* _WHAT THE TASK ASKS_
Leave the pictures out and restate each entry below word for word.

* _AVAILABLE RECORDS_
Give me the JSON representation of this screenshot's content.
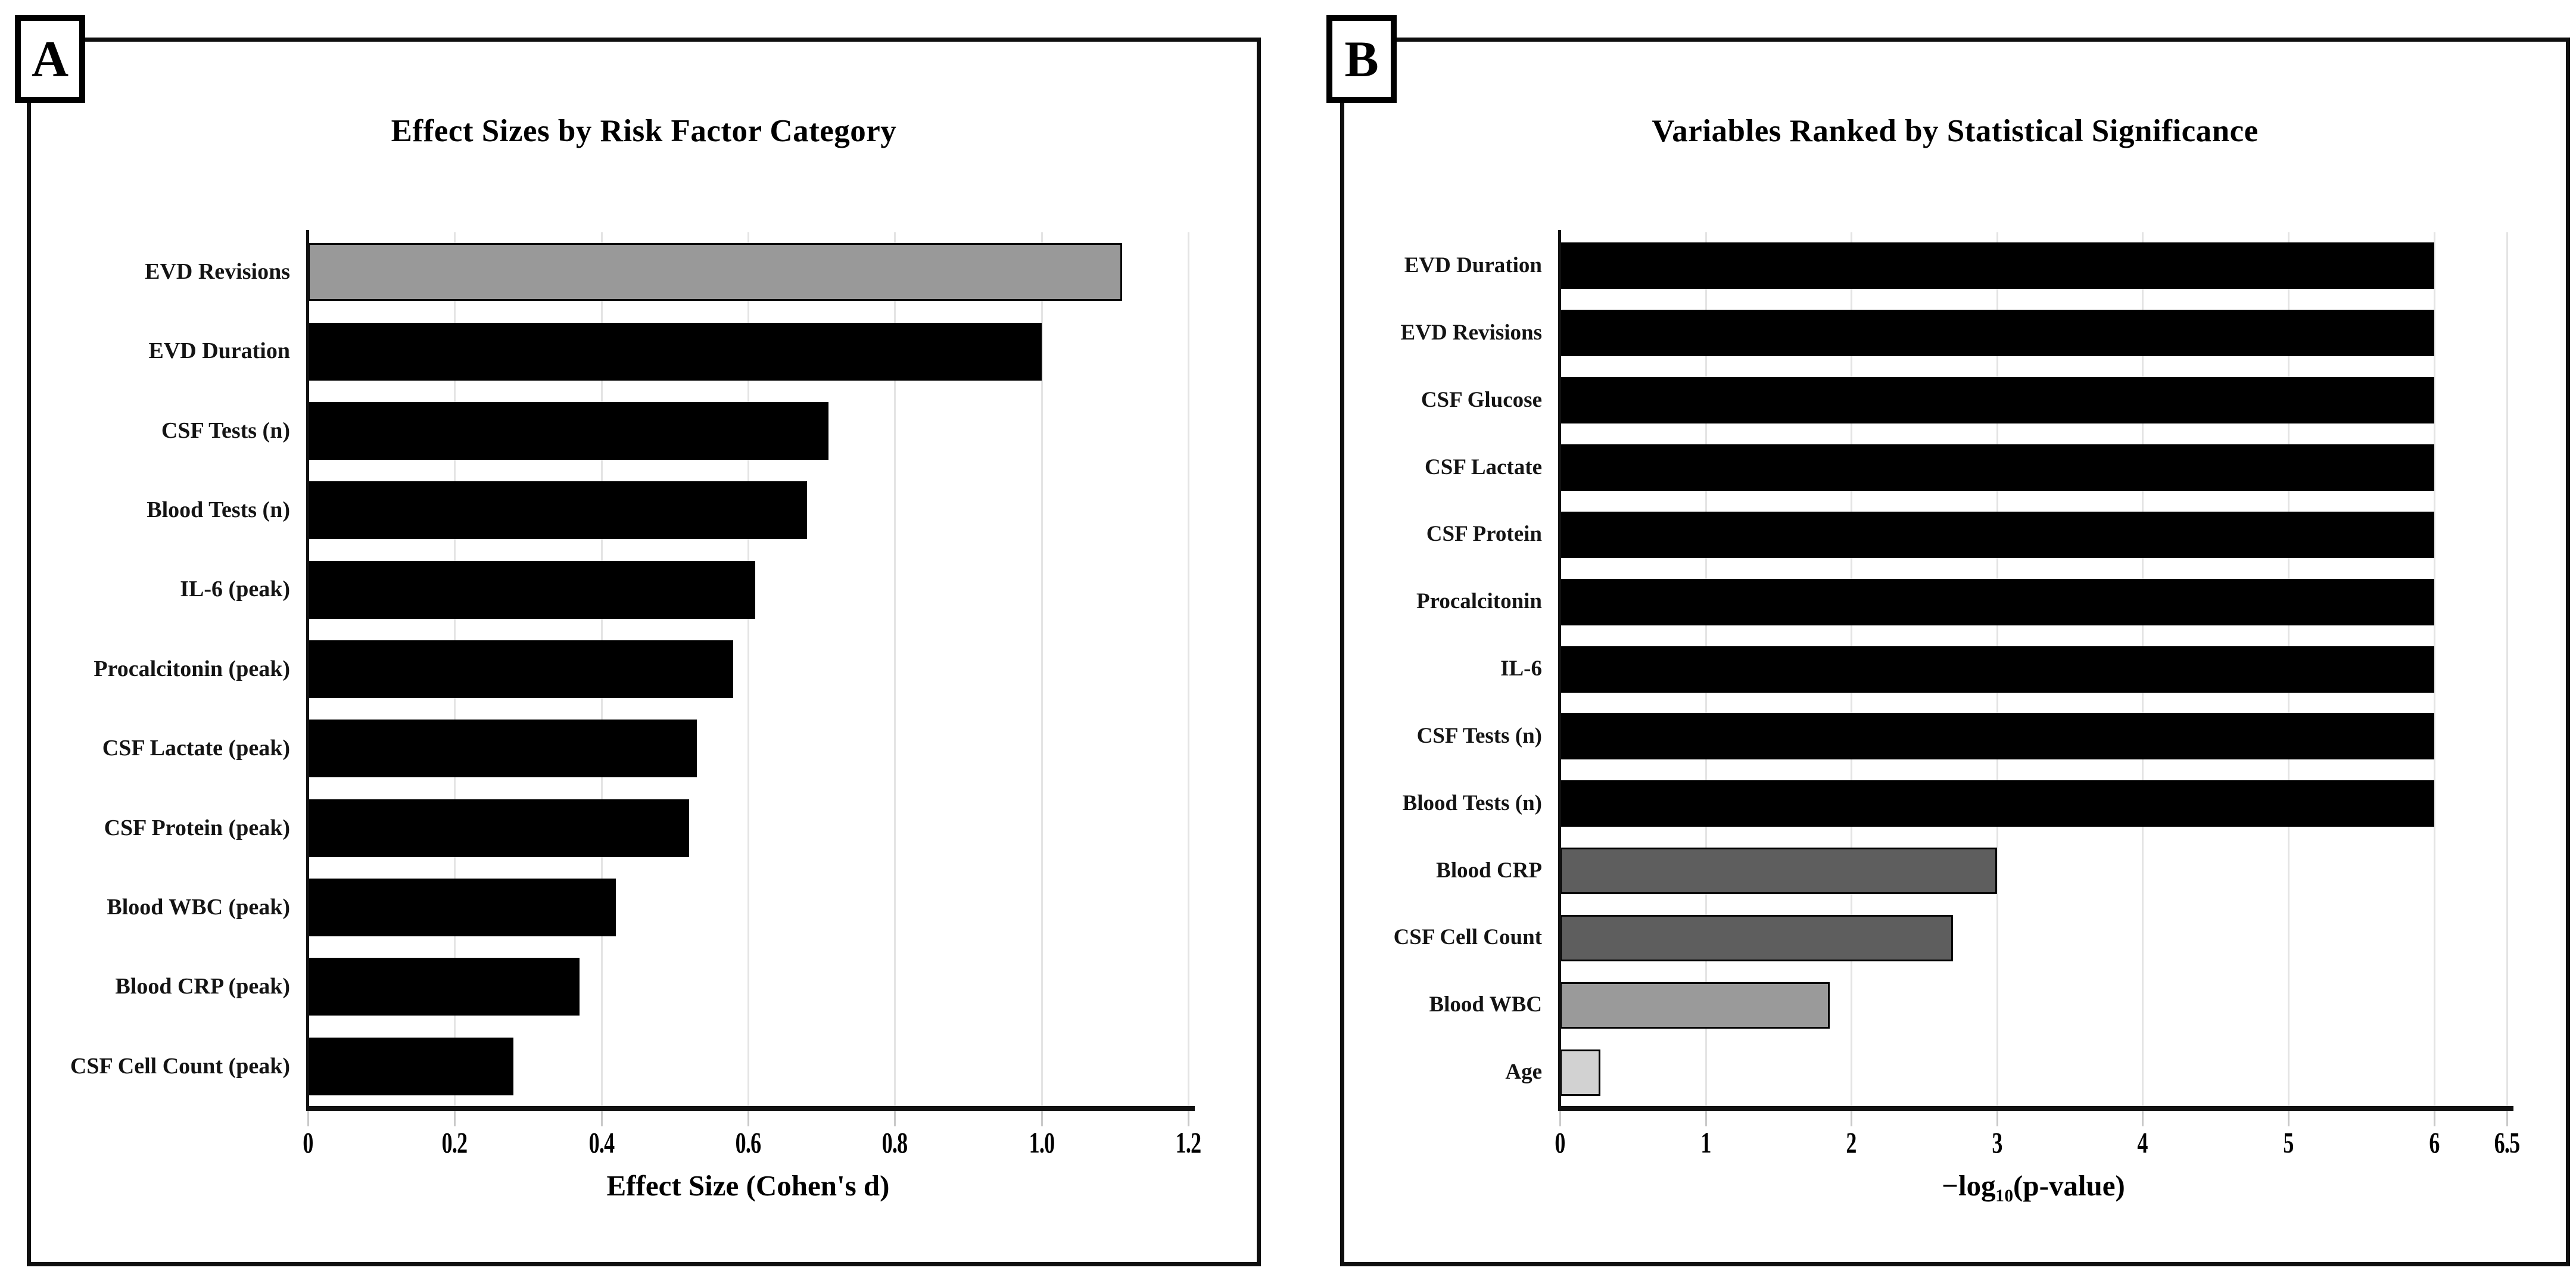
{
  "chart_data": [
    {
      "type": "bar",
      "orientation": "horizontal",
      "panel": "A",
      "title": "Effect Sizes by Risk Factor Category",
      "xlabel": "Effect Size (Cohen's d)",
      "categories": [
        "EVD Revisions",
        "EVD Duration",
        "CSF Tests (n)",
        "Blood Tests (n)",
        "IL-6 (peak)",
        "Procalcitonin (peak)",
        "CSF Lactate (peak)",
        "CSF Protein (peak)",
        "Blood WBC (peak)",
        "Blood CRP (peak)",
        "CSF Cell Count (peak)"
      ],
      "values": [
        1.11,
        1.0,
        0.71,
        0.68,
        0.61,
        0.58,
        0.53,
        0.52,
        0.42,
        0.37,
        0.28
      ],
      "bar_colors": [
        "#999999",
        "#000000",
        "#000000",
        "#000000",
        "#000000",
        "#000000",
        "#000000",
        "#000000",
        "#000000",
        "#000000",
        "#000000"
      ],
      "xlim": [
        0,
        1.2
      ],
      "xticks": [
        0,
        0.2,
        0.4,
        0.6,
        0.8,
        1.0,
        1.2
      ],
      "xtick_labels": [
        "0",
        "0.2",
        "0.4",
        "0.6",
        "0.8",
        "1.0",
        "1.2"
      ],
      "grid": true,
      "legend": "none"
    },
    {
      "type": "bar",
      "orientation": "horizontal",
      "panel": "B",
      "title": "Variables Ranked by Statistical Significance",
      "xlabel": "−log₁₀(p-value)",
      "categories": [
        "EVD Duration",
        "EVD Revisions",
        "CSF Glucose",
        "CSF Lactate",
        "CSF Protein",
        "Procalcitonin",
        "IL-6",
        "CSF Tests (n)",
        "Blood Tests (n)",
        "Blood CRP",
        "CSF Cell Count",
        "Blood WBC",
        "Age"
      ],
      "values": [
        6.0,
        6.0,
        6.0,
        6.0,
        6.0,
        6.0,
        6.0,
        6.0,
        6.0,
        3.0,
        2.7,
        1.85,
        0.28
      ],
      "bar_colors": [
        "#000000",
        "#000000",
        "#000000",
        "#000000",
        "#000000",
        "#000000",
        "#000000",
        "#000000",
        "#000000",
        "#5e5e5e",
        "#5e5e5e",
        "#9a9a9a",
        "#d2d2d2"
      ],
      "xlim": [
        0,
        6.5
      ],
      "xticks": [
        0,
        1,
        2,
        3,
        4,
        5,
        6,
        6.5
      ],
      "xtick_labels": [
        "0",
        "1",
        "2",
        "3",
        "4",
        "5",
        "6",
        "6.5"
      ],
      "grid": true,
      "legend": "none"
    }
  ]
}
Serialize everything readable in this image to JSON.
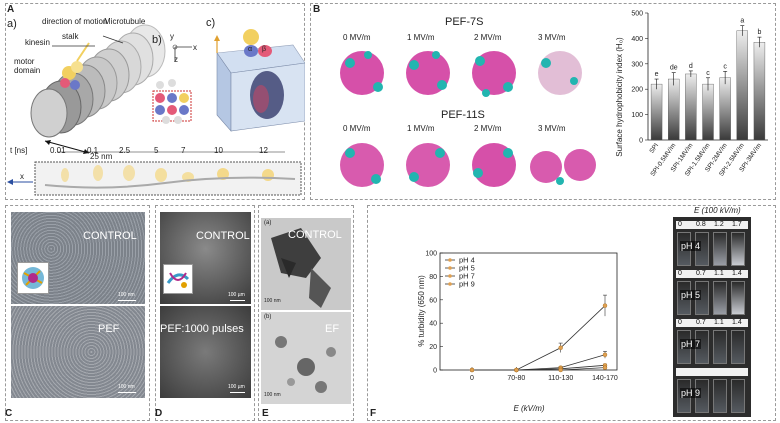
{
  "panel_labels": {
    "a_main": "A",
    "b_main": "B",
    "c_main": "C",
    "d_main": "D",
    "e_main": "E",
    "f_main": "F"
  },
  "panel_a": {
    "sub_a": "a)",
    "sub_b": "b)",
    "sub_c": "c)",
    "direction_label": "direction of motion",
    "microtubule_label": "Microtubule",
    "stalk_label": "stalk",
    "kinesin_label": "kinesin",
    "motor_label": "motor",
    "domain_label": "domain",
    "size_label": "25 nm",
    "axis_y": "y",
    "axis_x": "x",
    "axis_z": "z",
    "alpha": "α",
    "beta": "β",
    "time_axis_label": "t [ns]",
    "times": [
      "0.01",
      "0.1",
      "2.5",
      "5",
      "7",
      "10",
      "12"
    ],
    "x_arrow_label": "x"
  },
  "panel_b": {
    "title_7s": "PEF-7S",
    "title_11s": "PEF-11S",
    "fields_7s": [
      "0 MV/m",
      "1 MV/m",
      "2 MV/m",
      "3 MV/m"
    ],
    "fields_11s": [
      "0 MV/m",
      "1 MV/m",
      "2 MV/m",
      "3 MV/m"
    ]
  },
  "panel_c": {
    "top_label": "CONTROL",
    "bottom_label": "PEF",
    "scale_top": "100 nm",
    "scale_bottom": "100 nm"
  },
  "panel_d": {
    "top_label": "CONTROL",
    "bottom_label": "PEF:1000 pulses",
    "scale_top": "100 µm",
    "scale_bottom": "100 µm"
  },
  "panel_e": {
    "top_tag": "(a)",
    "bottom_tag": "(b)",
    "top_label": "CONTROL",
    "bottom_label": "EF",
    "scale_top": "100 nm",
    "scale_bottom": "100 nm"
  },
  "panel_f_photo": {
    "header": "E (100 kV/m)",
    "rows": [
      {
        "ph": "pH 4",
        "values": [
          "0",
          "0.8",
          "1.2",
          "1.7"
        ]
      },
      {
        "ph": "pH 5",
        "values": [
          "0",
          "0.7",
          "1.1",
          "1.4"
        ]
      },
      {
        "ph": "pH 7",
        "values": [
          "0",
          "0.7",
          "1.1",
          "1.4"
        ]
      },
      {
        "ph": "pH 9",
        "values": []
      }
    ]
  },
  "chart_data": [
    {
      "type": "bar",
      "title": "",
      "ylabel": "Surface hydrophobicity index (H₀)",
      "xlabel": "",
      "ylim": [
        0,
        500
      ],
      "yticks": [
        "0",
        "100",
        "200",
        "300",
        "400",
        "500"
      ],
      "categories": [
        "SPI",
        "SPI-0.5MV/m",
        "SPI-1MV/m",
        "SPI-1.5MV/m",
        "SPI-2MV/m",
        "SPI-2.5MV/m",
        "SPI-3MV/m"
      ],
      "values": [
        220,
        240,
        260,
        220,
        245,
        430,
        385
      ],
      "errors": [
        20,
        25,
        12,
        25,
        25,
        20,
        20
      ],
      "letters": [
        "e",
        "de",
        "d",
        "c",
        "c",
        "a",
        "b"
      ]
    },
    {
      "type": "line",
      "title": "",
      "ylabel": "% turbidity (650 nm)",
      "xlabel": "E (kV/m)",
      "ylim": [
        0,
        100
      ],
      "yticks": [
        "0",
        "20",
        "40",
        "60",
        "80",
        "100"
      ],
      "categories": [
        "0",
        "70-80",
        "110-130",
        "140-170"
      ],
      "legend_position": "top-left",
      "series": [
        {
          "name": "pH 4",
          "values": [
            0,
            0,
            19,
            55
          ],
          "errors": [
            0,
            0,
            4,
            9
          ]
        },
        {
          "name": "pH 5",
          "values": [
            0,
            0,
            2,
            13
          ],
          "errors": [
            0,
            0,
            1,
            3
          ]
        },
        {
          "name": "pH 7",
          "values": [
            0,
            0,
            1,
            4
          ],
          "errors": [
            0,
            0,
            1,
            1
          ]
        },
        {
          "name": "pH 9",
          "values": [
            0,
            0,
            0,
            2
          ],
          "errors": [
            0,
            0,
            0,
            1
          ]
        }
      ]
    }
  ],
  "colors": {
    "bar_gradient_dark": "#3a3a3a",
    "bar_gradient_light": "#eeeeee",
    "marker": "#e0a050",
    "protein_magenta": "#c8168c",
    "protein_cyan": "#22b5b0",
    "tubulin_red": "#e45a78",
    "tubulin_blue": "#6a78c8",
    "kinesin_yellow": "#f2d060"
  }
}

* _RESPONSE BELOW_
Give me the JSON representation of this screenshot's content.
{
  "chart_data": [
    {
      "type": "bar",
      "orientation": "horizontal",
      "panel": "A",
      "title": "Effect Sizes by Risk Factor Category",
      "xlabel": "Effect Size (Cohen's d)",
      "categories": [
        "EVD Revisions",
        "EVD Duration",
        "CSF Tests (n)",
        "Blood Tests (n)",
        "IL-6 (peak)",
        "Procalcitonin (peak)",
        "CSF Lactate (peak)",
        "CSF Protein (peak)",
        "Blood WBC (peak)",
        "Blood CRP (peak)",
        "CSF Cell Count (peak)"
      ],
      "values": [
        1.11,
        1.0,
        0.71,
        0.68,
        0.61,
        0.58,
        0.53,
        0.52,
        0.42,
        0.37,
        0.28
      ],
      "bar_colors": [
        "#999999",
        "#000000",
        "#000000",
        "#000000",
        "#000000",
        "#000000",
        "#000000",
        "#000000",
        "#000000",
        "#000000",
        "#000000"
      ],
      "xlim": [
        0,
        1.2
      ],
      "xticks": [
        0,
        0.2,
        0.4,
        0.6,
        0.8,
        1.0,
        1.2
      ],
      "xtick_labels": [
        "0",
        "0.2",
        "0.4",
        "0.6",
        "0.8",
        "1.0",
        "1.2"
      ],
      "grid": true,
      "legend": "none"
    },
    {
      "type": "bar",
      "orientation": "horizontal",
      "panel": "B",
      "title": "Variables Ranked by Statistical Significance",
      "xlabel": "−log₁₀(p-value)",
      "categories": [
        "EVD Duration",
        "EVD Revisions",
        "CSF Glucose",
        "CSF Lactate",
        "CSF Protein",
        "Procalcitonin",
        "IL-6",
        "CSF Tests (n)",
        "Blood Tests (n)",
        "Blood CRP",
        "CSF Cell Count",
        "Blood WBC",
        "Age"
      ],
      "values": [
        6.0,
        6.0,
        6.0,
        6.0,
        6.0,
        6.0,
        6.0,
        6.0,
        6.0,
        3.0,
        2.7,
        1.85,
        0.28
      ],
      "bar_colors": [
        "#000000",
        "#000000",
        "#000000",
        "#000000",
        "#000000",
        "#000000",
        "#000000",
        "#000000",
        "#000000",
        "#5e5e5e",
        "#5e5e5e",
        "#9a9a9a",
        "#d2d2d2"
      ],
      "xlim": [
        0,
        6.5
      ],
      "xticks": [
        0,
        1,
        2,
        3,
        4,
        5,
        6,
        6.5
      ],
      "xtick_labels": [
        "0",
        "1",
        "2",
        "3",
        "4",
        "5",
        "6",
        "6.5"
      ],
      "grid": true,
      "legend": "none"
    }
  ]
}
Serialize everything readable in this image to JSON.
{
  "panel_labels": {
    "a_main": "A",
    "b_main": "B",
    "c_main": "C",
    "d_main": "D",
    "e_main": "E",
    "f_main": "F"
  },
  "panel_a": {
    "sub_a": "a)",
    "sub_b": "b)",
    "sub_c": "c)",
    "direction_label": "direction of motion",
    "microtubule_label": "Microtubule",
    "stalk_label": "stalk",
    "kinesin_label": "kinesin",
    "motor_label": "motor",
    "domain_label": "domain",
    "size_label": "25 nm",
    "axis_y": "y",
    "axis_x": "x",
    "axis_z": "z",
    "alpha": "α",
    "beta": "β",
    "time_axis_label": "t [ns]",
    "times": [
      "0.01",
      "0.1",
      "2.5",
      "5",
      "7",
      "10",
      "12"
    ],
    "x_arrow_label": "x"
  },
  "panel_b": {
    "title_7s": "PEF-7S",
    "title_11s": "PEF-11S",
    "fields_7s": [
      "0 MV/m",
      "1 MV/m",
      "2 MV/m",
      "3 MV/m"
    ],
    "fields_11s": [
      "0 MV/m",
      "1 MV/m",
      "2 MV/m",
      "3 MV/m"
    ]
  },
  "panel_c": {
    "top_label": "CONTROL",
    "bottom_label": "PEF",
    "scale_top": "100 nm",
    "scale_bottom": "100 nm"
  },
  "panel_d": {
    "top_label": "CONTROL",
    "bottom_label": "PEF:1000 pulses",
    "scale_top": "100 µm",
    "scale_bottom": "100 µm"
  },
  "panel_e": {
    "top_tag": "(a)",
    "bottom_tag": "(b)",
    "top_label": "CONTROL",
    "bottom_label": "EF",
    "scale_top": "100 nm",
    "scale_bottom": "100 nm"
  },
  "panel_f_photo": {
    "header": "E (100 kV/m)",
    "rows": [
      {
        "ph": "pH 4",
        "values": [
          "0",
          "0.8",
          "1.2",
          "1.7"
        ]
      },
      {
        "ph": "pH 5",
        "values": [
          "0",
          "0.7",
          "1.1",
          "1.4"
        ]
      },
      {
        "ph": "pH 7",
        "values": [
          "0",
          "0.7",
          "1.1",
          "1.4"
        ]
      },
      {
        "ph": "pH 9",
        "values": []
      }
    ]
  },
  "chart_data": [
    {
      "type": "bar",
      "title": "",
      "ylabel": "Surface hydrophobicity index (H₀)",
      "xlabel": "",
      "ylim": [
        0,
        500
      ],
      "yticks": [
        "0",
        "100",
        "200",
        "300",
        "400",
        "500"
      ],
      "categories": [
        "SPI",
        "SPI-0.5MV/m",
        "SPI-1MV/m",
        "SPI-1.5MV/m",
        "SPI-2MV/m",
        "SPI-2.5MV/m",
        "SPI-3MV/m"
      ],
      "values": [
        220,
        240,
        260,
        220,
        245,
        430,
        385
      ],
      "errors": [
        20,
        25,
        12,
        25,
        25,
        20,
        20
      ],
      "letters": [
        "e",
        "de",
        "d",
        "c",
        "c",
        "a",
        "b"
      ]
    },
    {
      "type": "line",
      "title": "",
      "ylabel": "% turbidity (650 nm)",
      "xlabel": "E (kV/m)",
      "ylim": [
        0,
        100
      ],
      "yticks": [
        "0",
        "20",
        "40",
        "60",
        "80",
        "100"
      ],
      "categories": [
        "0",
        "70-80",
        "110-130",
        "140-170"
      ],
      "legend_position": "top-left",
      "series": [
        {
          "name": "pH 4",
          "values": [
            0,
            0,
            19,
            55
          ],
          "errors": [
            0,
            0,
            4,
            9
          ]
        },
        {
          "name": "pH 5",
          "values": [
            0,
            0,
            2,
            13
          ],
          "errors": [
            0,
            0,
            1,
            3
          ]
        },
        {
          "name": "pH 7",
          "values": [
            0,
            0,
            1,
            4
          ],
          "errors": [
            0,
            0,
            1,
            1
          ]
        },
        {
          "name": "pH 9",
          "values": [
            0,
            0,
            0,
            2
          ],
          "errors": [
            0,
            0,
            0,
            1
          ]
        }
      ]
    }
  ],
  "colors": {
    "bar_gradient_dark": "#3a3a3a",
    "bar_gradient_light": "#eeeeee",
    "marker": "#e0a050",
    "protein_magenta": "#c8168c",
    "protein_cyan": "#22b5b0",
    "tubulin_red": "#e45a78",
    "tubulin_blue": "#6a78c8",
    "kinesin_yellow": "#f2d060"
  }
}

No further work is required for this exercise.